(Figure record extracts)
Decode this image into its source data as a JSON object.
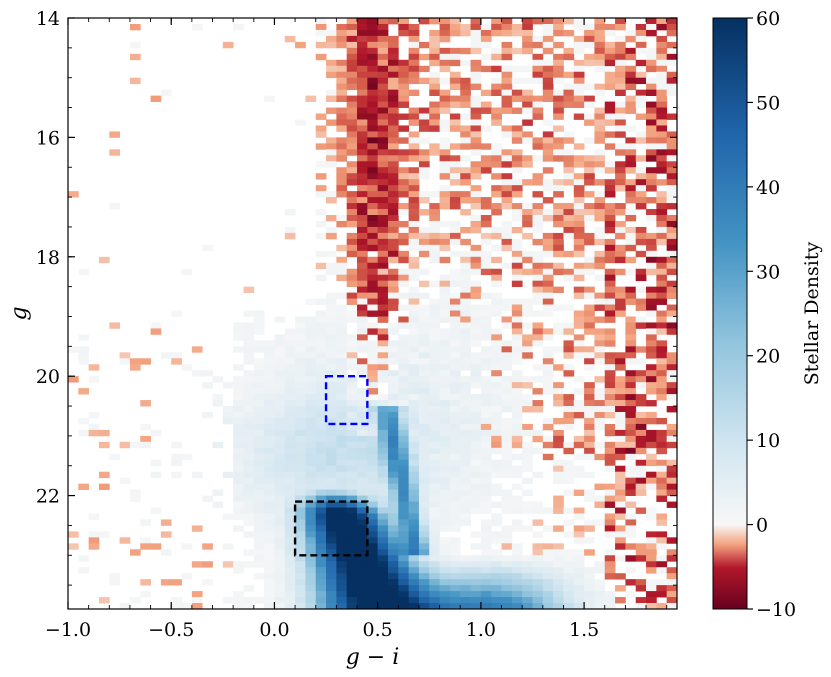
{
  "chart_data": {
    "type": "heatmap",
    "xlabel": "g − i",
    "ylabel": "g",
    "xlim": [
      -1.0,
      1.95
    ],
    "ylim": [
      23.9,
      14.0
    ],
    "y_inverted": true,
    "x_ticks": [
      "−1.0",
      "−0.5",
      "0.0",
      "0.5",
      "1.0",
      "1.5"
    ],
    "y_ticks": [
      "14",
      "16",
      "18",
      "20",
      "22"
    ],
    "colorbar": {
      "label": "Stellar Density",
      "range": [
        -10,
        60
      ],
      "ticks": [
        "−10",
        "0",
        "10",
        "20",
        "30",
        "40",
        "50",
        "60"
      ],
      "colormap": "RdBu"
    },
    "boxes": [
      {
        "name": "blue-box",
        "color": "#0000ff",
        "x": [
          0.25,
          0.45
        ],
        "y": [
          20.0,
          20.8
        ],
        "style": "dashed"
      },
      {
        "name": "black-box",
        "color": "#000000",
        "x": [
          0.1,
          0.45
        ],
        "y": [
          22.1,
          23.0
        ],
        "style": "dashed"
      }
    ]
  }
}
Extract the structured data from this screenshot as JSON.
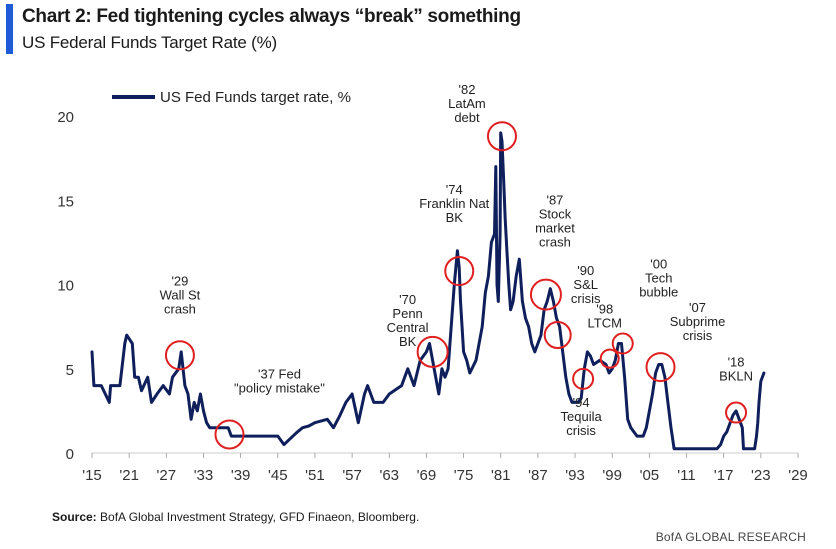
{
  "header": {
    "title": "Chart 2: Fed tightening cycles always “break” something",
    "subtitle": "US Federal Funds Target Rate (%)"
  },
  "footer": {
    "source_label": "Source:",
    "source_text": "BofA Global Investment Strategy, GFD Finaeon, Bloomberg.",
    "brand": "BofA GLOBAL RESEARCH"
  },
  "colors": {
    "line": "#0e1f5c",
    "circle": "#e02020",
    "accent": "#1f5bd6"
  },
  "chart_data": {
    "type": "line",
    "title": "US Federal Funds Target Rate (%)",
    "xlabel": "",
    "ylabel": "",
    "xlim": [
      1915,
      2029
    ],
    "ylim": [
      0,
      20
    ],
    "y_ticks": [
      0,
      5,
      10,
      15,
      20
    ],
    "x_ticks": [
      1915,
      1921,
      1927,
      1933,
      1939,
      1945,
      1951,
      1957,
      1963,
      1969,
      1975,
      1981,
      1987,
      1993,
      1999,
      2005,
      2011,
      2017,
      2023,
      2029
    ],
    "x_tick_labels": [
      "'15",
      "'21",
      "'27",
      "'33",
      "'39",
      "'45",
      "'51",
      "'57",
      "'63",
      "'69",
      "'75",
      "'81",
      "'87",
      "'93",
      "'99",
      "'05",
      "'11",
      "'17",
      "'23",
      "'29"
    ],
    "grid": false,
    "legend": {
      "position": "top-left",
      "entries": [
        "US Fed Funds target rate, %"
      ]
    },
    "series": [
      {
        "name": "US Fed Funds target rate, %",
        "x": [
          1915.0,
          1915.3,
          1916.5,
          1917.8,
          1918.0,
          1919.5,
          1920.3,
          1920.6,
          1921.5,
          1921.9,
          1922.5,
          1923.0,
          1924.0,
          1924.6,
          1925.5,
          1926.5,
          1927.5,
          1928.0,
          1929.0,
          1929.4,
          1930.0,
          1930.5,
          1931.0,
          1931.5,
          1932.0,
          1932.5,
          1933.0,
          1933.5,
          1934.0,
          1935.0,
          1936.0,
          1937.0,
          1937.5,
          1938.0,
          1939.0,
          1940.0,
          1942.0,
          1945.0,
          1946.0,
          1948.0,
          1949.0,
          1950.0,
          1951.0,
          1953.0,
          1954.0,
          1955.0,
          1956.0,
          1957.0,
          1958.0,
          1959.0,
          1959.5,
          1960.5,
          1961.0,
          1962.0,
          1963.0,
          1964.0,
          1965.0,
          1966.0,
          1967.0,
          1968.0,
          1969.0,
          1969.5,
          1970.0,
          1970.5,
          1971.0,
          1971.5,
          1972.0,
          1972.5,
          1973.0,
          1973.5,
          1974.0,
          1974.3,
          1974.5,
          1975.0,
          1975.5,
          1976.0,
          1977.0,
          1977.5,
          1978.0,
          1978.5,
          1979.0,
          1979.5,
          1980.0,
          1980.2,
          1980.4,
          1980.6,
          1980.9,
          1981.0,
          1981.2,
          1981.5,
          1981.7,
          1982.0,
          1982.3,
          1982.6,
          1983.0,
          1983.5,
          1984.0,
          1984.5,
          1985.0,
          1985.5,
          1986.0,
          1986.5,
          1987.0,
          1987.5,
          1988.0,
          1988.5,
          1989.0,
          1989.5,
          1990.0,
          1990.5,
          1991.0,
          1991.5,
          1992.0,
          1992.5,
          1993.0,
          1993.5,
          1994.0,
          1994.5,
          1995.0,
          1995.5,
          1996.0,
          1997.0,
          1998.0,
          1998.5,
          1999.0,
          1999.5,
          2000.0,
          2000.5,
          2001.0,
          2001.5,
          2002.0,
          2003.0,
          2004.0,
          2004.5,
          2005.0,
          2005.5,
          2006.0,
          2006.5,
          2007.0,
          2007.5,
          2008.0,
          2008.5,
          2009.0,
          2012.0,
          2015.0,
          2015.9,
          2016.5,
          2017.0,
          2017.5,
          2018.0,
          2018.5,
          2019.0,
          2019.5,
          2020.0,
          2020.2,
          2020.5,
          2021.0,
          2022.0,
          2022.3,
          2022.5,
          2022.7,
          2023.0,
          2023.5
        ],
        "values": [
          6.0,
          4.0,
          4.0,
          3.0,
          4.0,
          4.0,
          6.5,
          7.0,
          6.5,
          4.5,
          4.5,
          3.7,
          4.5,
          3.0,
          3.5,
          4.0,
          3.5,
          4.5,
          5.0,
          6.0,
          4.0,
          3.5,
          2.0,
          3.0,
          2.5,
          3.5,
          2.5,
          1.8,
          1.5,
          1.5,
          1.5,
          1.5,
          1.0,
          1.0,
          1.0,
          1.0,
          1.0,
          1.0,
          0.5,
          1.2,
          1.5,
          1.6,
          1.8,
          2.0,
          1.5,
          2.2,
          3.0,
          3.5,
          1.8,
          3.5,
          4.0,
          3.0,
          3.0,
          3.0,
          3.5,
          3.75,
          4.0,
          5.0,
          4.0,
          5.5,
          6.0,
          6.5,
          5.5,
          4.5,
          3.5,
          5.0,
          4.5,
          5.0,
          7.5,
          10.0,
          12.0,
          11.0,
          9.0,
          6.0,
          5.5,
          4.75,
          5.5,
          6.5,
          7.5,
          9.5,
          10.5,
          12.5,
          13.0,
          17.0,
          10.0,
          9.0,
          13.0,
          19.0,
          18.5,
          16.0,
          14.0,
          12.0,
          10.0,
          8.5,
          9.0,
          10.5,
          11.5,
          9.0,
          8.0,
          7.5,
          6.5,
          6.0,
          6.5,
          7.0,
          8.5,
          9.0,
          9.75,
          9.0,
          8.0,
          7.5,
          6.0,
          4.5,
          3.5,
          3.0,
          3.0,
          3.0,
          3.25,
          5.0,
          6.0,
          5.75,
          5.25,
          5.5,
          5.25,
          4.75,
          5.0,
          5.5,
          6.5,
          6.5,
          4.5,
          2.0,
          1.5,
          1.0,
          1.0,
          1.5,
          2.5,
          3.5,
          4.75,
          5.25,
          5.25,
          4.5,
          3.0,
          1.5,
          0.25,
          0.25,
          0.25,
          0.25,
          0.5,
          1.0,
          1.25,
          1.75,
          2.25,
          2.5,
          2.0,
          1.5,
          0.25,
          0.25,
          0.25,
          0.25,
          1.0,
          1.75,
          3.0,
          4.25,
          4.75
        ]
      }
    ],
    "annotations": [
      {
        "label": "'29 Wall St crash",
        "x": 1929.2,
        "y": 5.8,
        "lines": [
          "'29",
          "Wall St",
          "crash"
        ]
      },
      {
        "label": "'37 Fed \"policy mistake\"",
        "x": 1937.2,
        "y": 1.1,
        "lines": [
          "'37 Fed",
          "\"policy mistake\""
        ]
      },
      {
        "label": "'70 Penn Central BK",
        "x": 1970.0,
        "y": 6.0,
        "lines": [
          "'70",
          "Penn",
          "Central",
          "BK"
        ]
      },
      {
        "label": "'74 Franklin Nat BK",
        "x": 1974.3,
        "y": 10.8,
        "lines": [
          "'74",
          "Franklin Nat",
          "BK"
        ]
      },
      {
        "label": "'82 LatAm debt",
        "x": 1981.2,
        "y": 18.8,
        "lines": [
          "'82",
          "LatAm",
          "debt"
        ]
      },
      {
        "label": "'87 Stock market crash",
        "x": 1988.3,
        "y": 9.4,
        "lines": [
          "'87",
          "Stock",
          "market",
          "crash"
        ]
      },
      {
        "label": "'90 S&L crisis",
        "x": 1990.2,
        "y": 7.0,
        "lines": [
          "'90",
          "S&L",
          "crisis"
        ]
      },
      {
        "label": "'94 Tequila crisis",
        "x": 1994.3,
        "y": 4.4,
        "lines": [
          "'94",
          "Tequila",
          "crisis"
        ]
      },
      {
        "label": "'98 LTCM",
        "x": 1998.6,
        "y": 5.6,
        "lines": [
          "'98",
          "LTCM"
        ]
      },
      {
        "label": "'00 Tech bubble",
        "x": 2000.7,
        "y": 6.5,
        "lines": [
          "'00",
          "Tech",
          "bubble"
        ]
      },
      {
        "label": "'07 Subprime crisis",
        "x": 2006.8,
        "y": 5.1,
        "lines": [
          "'07",
          "Subprime",
          "crisis"
        ]
      },
      {
        "label": "'18 BKLN",
        "x": 2019.0,
        "y": 2.4,
        "lines": [
          "'18",
          "BKLN"
        ]
      }
    ]
  }
}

→ **Given task**
Only a number is wanted: how many lines above include "BofA"?

→ **Output below**
2